Task to complete>
Go through the records and extract every line with the word "Trauma".

Given data>
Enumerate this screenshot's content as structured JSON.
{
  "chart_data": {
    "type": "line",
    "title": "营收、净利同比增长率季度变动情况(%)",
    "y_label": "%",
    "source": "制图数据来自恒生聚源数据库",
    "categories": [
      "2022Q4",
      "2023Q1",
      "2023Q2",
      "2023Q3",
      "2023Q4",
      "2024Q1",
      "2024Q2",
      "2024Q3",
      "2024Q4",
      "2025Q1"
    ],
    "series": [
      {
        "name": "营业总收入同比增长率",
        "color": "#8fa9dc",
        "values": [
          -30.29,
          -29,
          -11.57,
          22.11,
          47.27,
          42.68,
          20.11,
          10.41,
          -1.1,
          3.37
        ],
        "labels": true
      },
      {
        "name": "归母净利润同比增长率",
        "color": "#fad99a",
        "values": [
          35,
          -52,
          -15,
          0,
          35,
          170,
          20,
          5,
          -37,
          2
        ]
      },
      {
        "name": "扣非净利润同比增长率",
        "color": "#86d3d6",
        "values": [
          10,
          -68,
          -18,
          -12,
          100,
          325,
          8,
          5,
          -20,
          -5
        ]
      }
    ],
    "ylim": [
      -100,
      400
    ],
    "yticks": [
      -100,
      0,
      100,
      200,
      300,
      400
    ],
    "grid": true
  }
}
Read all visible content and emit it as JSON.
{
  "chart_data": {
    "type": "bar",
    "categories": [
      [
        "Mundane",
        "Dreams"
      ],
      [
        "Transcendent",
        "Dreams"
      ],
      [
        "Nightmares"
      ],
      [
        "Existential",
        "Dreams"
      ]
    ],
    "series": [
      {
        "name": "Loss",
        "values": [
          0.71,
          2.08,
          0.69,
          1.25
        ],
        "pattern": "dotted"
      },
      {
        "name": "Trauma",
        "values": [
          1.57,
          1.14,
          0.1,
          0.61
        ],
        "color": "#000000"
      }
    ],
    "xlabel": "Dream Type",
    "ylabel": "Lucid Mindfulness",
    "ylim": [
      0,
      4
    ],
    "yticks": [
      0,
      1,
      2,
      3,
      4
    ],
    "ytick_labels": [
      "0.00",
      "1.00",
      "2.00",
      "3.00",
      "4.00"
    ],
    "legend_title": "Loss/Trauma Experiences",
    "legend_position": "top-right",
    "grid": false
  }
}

Task output>
        "name": "Trauma",
    "legend_title": "Loss/Trauma Experiences",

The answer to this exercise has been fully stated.